### OBJETIVO 1:
Responda, com base no texto sobre o Marão:
(a) Abaixo de que altitude se situa quase todo o território português?
(b) Que rochas predominam no norte?
(c) Qual era o destino da deslocação ao Marão?

Portugal é um país achatado, com poucas montanhas e mal repartidas. Quase todo o território se situa abaixo dos 400 metros de altitude, com orlas recentes de grandes areais sem escarpas ou com elevações pouco acima do nível do mar. O norte é antigo, da chamada zona geológica centro-ibérica, com uma história tectónica de difícil destrinça e onde predominam o granito, o xisto e o quartzo. Aqui ocorre naturalmente a flora que aprecia solos ácidos. Mas há excepções, como as formações de rochas ultrabásicas do nordeste ou os raros afloramentos de calcário no Marão.
Fomos à procura deles, com a grata lembrança da flora calcícola das serras de Aire e Candeeiros. Habituados a calcorrear o Maciço Calcário Estremenho à procura de orquídeas, deveríamos ser capazes de achar umas pedras brancas a destoar nos montes se o nevoeiro não nos viesse atrapalhar a tarefa. O destino era Campanhó, no miolo do Marão, lugar de várias pedreiras desactivadas e não longe de antigas explorações mineiras de estanho e volfrâmio. Para lá chegar, houve que enfrentar as estradas de mau piso que foram apoio destas actividades. O primeiro sinal de que estávamos perto foi dado pela abundância de Ceterach officinarum, um feto que gosta de fissuras nas rochas e muros velhos e que, sendo em geral indiferente à natureza do solo, mostra no nosso país uma preferência nítida por substratos calcários. Outra evidência surgiu logo depois com os inúmeros exemplares de Helleborus foetidus, planta também de terrenos calcários, comum precisamente nas serras de Aire e Candeeiros. Mas onde estariam os mármores rosa eivados de pérola ou o chão avermelhado como o da Fórnea? Demorámos alguns minutos a perceber que tínhamos chegado: aquelas pedras gigantescas com a textura homogénea do carvão, de cor cinza e toque macio, eram bolhas de calcário no meio do xisto.

[Anotações dos elementos de paginação]
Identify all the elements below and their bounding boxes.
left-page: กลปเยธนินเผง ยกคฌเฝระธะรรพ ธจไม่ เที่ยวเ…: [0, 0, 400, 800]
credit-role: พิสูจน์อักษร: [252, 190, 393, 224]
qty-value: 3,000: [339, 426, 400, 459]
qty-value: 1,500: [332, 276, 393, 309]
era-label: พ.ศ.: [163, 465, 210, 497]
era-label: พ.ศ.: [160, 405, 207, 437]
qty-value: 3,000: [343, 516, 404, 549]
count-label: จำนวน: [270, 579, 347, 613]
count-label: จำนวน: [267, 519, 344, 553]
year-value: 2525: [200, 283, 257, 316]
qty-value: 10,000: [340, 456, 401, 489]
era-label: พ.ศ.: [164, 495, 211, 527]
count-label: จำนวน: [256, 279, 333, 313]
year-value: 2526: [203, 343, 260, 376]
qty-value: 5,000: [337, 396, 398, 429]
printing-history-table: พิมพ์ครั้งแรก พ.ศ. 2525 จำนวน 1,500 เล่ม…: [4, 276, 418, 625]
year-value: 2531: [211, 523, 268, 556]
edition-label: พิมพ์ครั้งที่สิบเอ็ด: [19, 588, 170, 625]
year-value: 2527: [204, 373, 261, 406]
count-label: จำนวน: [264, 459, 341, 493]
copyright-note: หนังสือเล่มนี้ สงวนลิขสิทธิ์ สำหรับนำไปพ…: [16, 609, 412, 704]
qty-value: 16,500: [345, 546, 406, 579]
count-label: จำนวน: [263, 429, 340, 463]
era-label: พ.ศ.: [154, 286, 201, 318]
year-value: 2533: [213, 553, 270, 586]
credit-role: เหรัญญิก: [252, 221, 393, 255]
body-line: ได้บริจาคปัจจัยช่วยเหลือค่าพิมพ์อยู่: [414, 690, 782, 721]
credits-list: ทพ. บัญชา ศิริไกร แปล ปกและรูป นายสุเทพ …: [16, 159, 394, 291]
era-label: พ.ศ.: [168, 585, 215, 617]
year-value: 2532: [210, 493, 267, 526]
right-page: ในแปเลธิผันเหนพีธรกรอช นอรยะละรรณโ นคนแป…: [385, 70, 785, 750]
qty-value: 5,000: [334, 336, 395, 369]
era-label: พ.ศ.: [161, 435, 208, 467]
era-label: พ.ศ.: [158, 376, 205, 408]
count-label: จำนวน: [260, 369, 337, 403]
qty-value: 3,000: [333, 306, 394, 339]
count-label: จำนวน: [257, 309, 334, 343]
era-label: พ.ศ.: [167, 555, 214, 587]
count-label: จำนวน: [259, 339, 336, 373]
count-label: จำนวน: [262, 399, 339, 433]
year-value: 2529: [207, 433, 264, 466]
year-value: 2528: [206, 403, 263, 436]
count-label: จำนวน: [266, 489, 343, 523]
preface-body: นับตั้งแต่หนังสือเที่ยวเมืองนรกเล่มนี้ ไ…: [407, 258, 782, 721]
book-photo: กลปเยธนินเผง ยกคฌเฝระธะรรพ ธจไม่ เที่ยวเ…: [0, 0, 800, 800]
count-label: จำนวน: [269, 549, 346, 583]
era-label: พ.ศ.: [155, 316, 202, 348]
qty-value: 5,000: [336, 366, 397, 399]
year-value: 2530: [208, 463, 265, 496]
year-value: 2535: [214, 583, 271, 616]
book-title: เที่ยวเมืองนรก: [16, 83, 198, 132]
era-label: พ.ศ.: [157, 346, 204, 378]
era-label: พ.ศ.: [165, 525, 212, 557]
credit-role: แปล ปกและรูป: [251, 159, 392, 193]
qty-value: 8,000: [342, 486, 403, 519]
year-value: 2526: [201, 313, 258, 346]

### OBJETIVO 2:
Atualize a listagem desde o início até à linha que contém "printing-history-table: พิมพ์ครั้งแรก พ.ศ.", inclusive, trocando "count-label" por "quantity-label" e deixando tudo o resto igual. Devolva apenas essas linhas.

### RESOLUÇÃO 1:
(a) Abaixo dos 400 metros.
(b) O granito, o xisto e o quartzo.
(c) Campanhó.

### RESOLUÇÃO 2:
Identify all the elements below and their bounding boxes.
left-page: กลปเยธนินเผง ยกคฌเฝระธะรรพ ธจไม่ เที่ยวเ…: [0, 0, 400, 800]
credit-role: พิสูจน์อักษร: [252, 190, 393, 224]
qty-value: 3,000: [339, 426, 400, 459]
qty-value: 1,500: [332, 276, 393, 309]
era-label: พ.ศ.: [163, 465, 210, 497]
era-label: พ.ศ.: [160, 405, 207, 437]
qty-value: 3,000: [343, 516, 404, 549]
quantity-label: จำนวน: [270, 579, 347, 613]
quantity-label: จำนวน: [267, 519, 344, 553]
year-value: 2525: [200, 283, 257, 316]
qty-value: 10,000: [340, 456, 401, 489]
era-label: พ.ศ.: [164, 495, 211, 527]
quantity-label: จำนวน: [256, 279, 333, 313]
year-value: 2526: [203, 343, 260, 376]
qty-value: 5,000: [337, 396, 398, 429]
printing-history-table: พิมพ์ครั้งแรก พ.ศ. 2525 จำนวน 1,500 เล่ม…: [4, 276, 418, 625]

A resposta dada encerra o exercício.